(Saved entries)
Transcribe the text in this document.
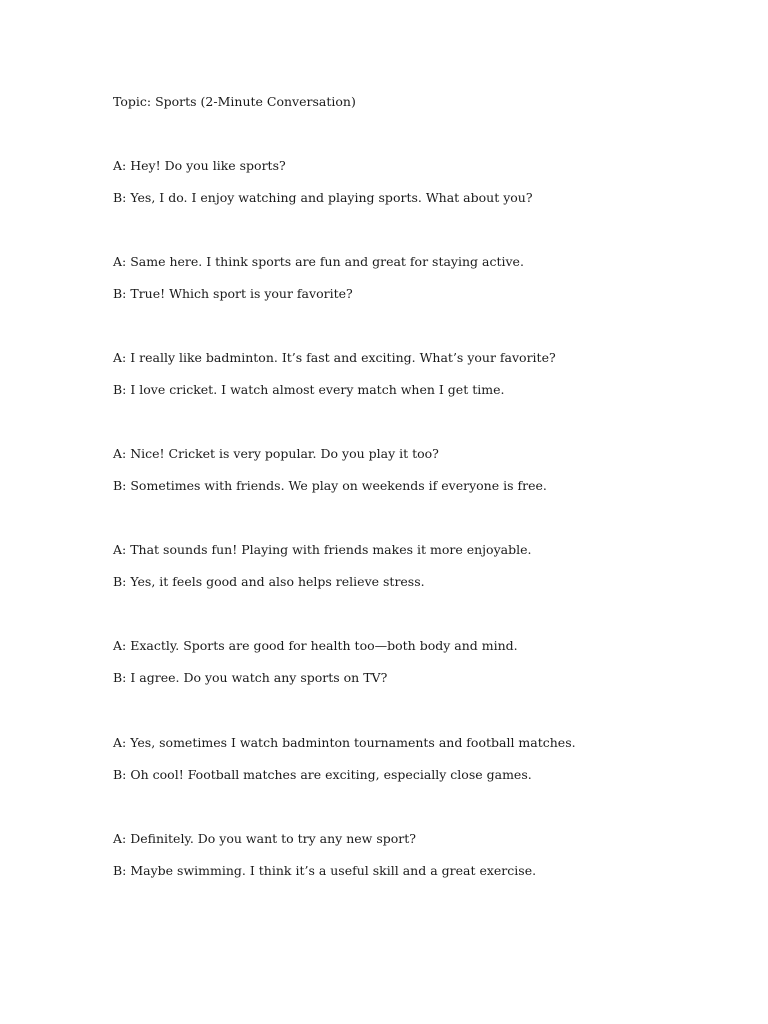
Topic: Sports (2-Minute Conversation)

A: Hey! Do you like sports?

B: Yes, I do. I enjoy watching and playing sports. What about you?

A: Same here. I think sports are fun and great for staying active.

B: True! Which sport is your favorite?

A: I really like badminton. It’s fast and exciting. What’s your favorite?

B: I love cricket. I watch almost every match when I get time.

A: Nice! Cricket is very popular. Do you play it too?

B: Sometimes with friends. We play on weekends if everyone is free.

A: That sounds fun! Playing with friends makes it more enjoyable.

B: Yes, it feels good and also helps relieve stress.

A: Exactly. Sports are good for health too—both body and mind.

B: I agree. Do you watch any sports on TV?

A: Yes, sometimes I watch badminton tournaments and football matches.

B: Oh cool! Football matches are exciting, especially close games.

A: Definitely. Do you want to try any new sport?

B: Maybe swimming. I think it’s a useful skill and a great exercise.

§ **SHORT TASK**
In the entries above, count every line containing the word "think". Write only the total.

§ **OUTPUT OF THE EXERCISE**
2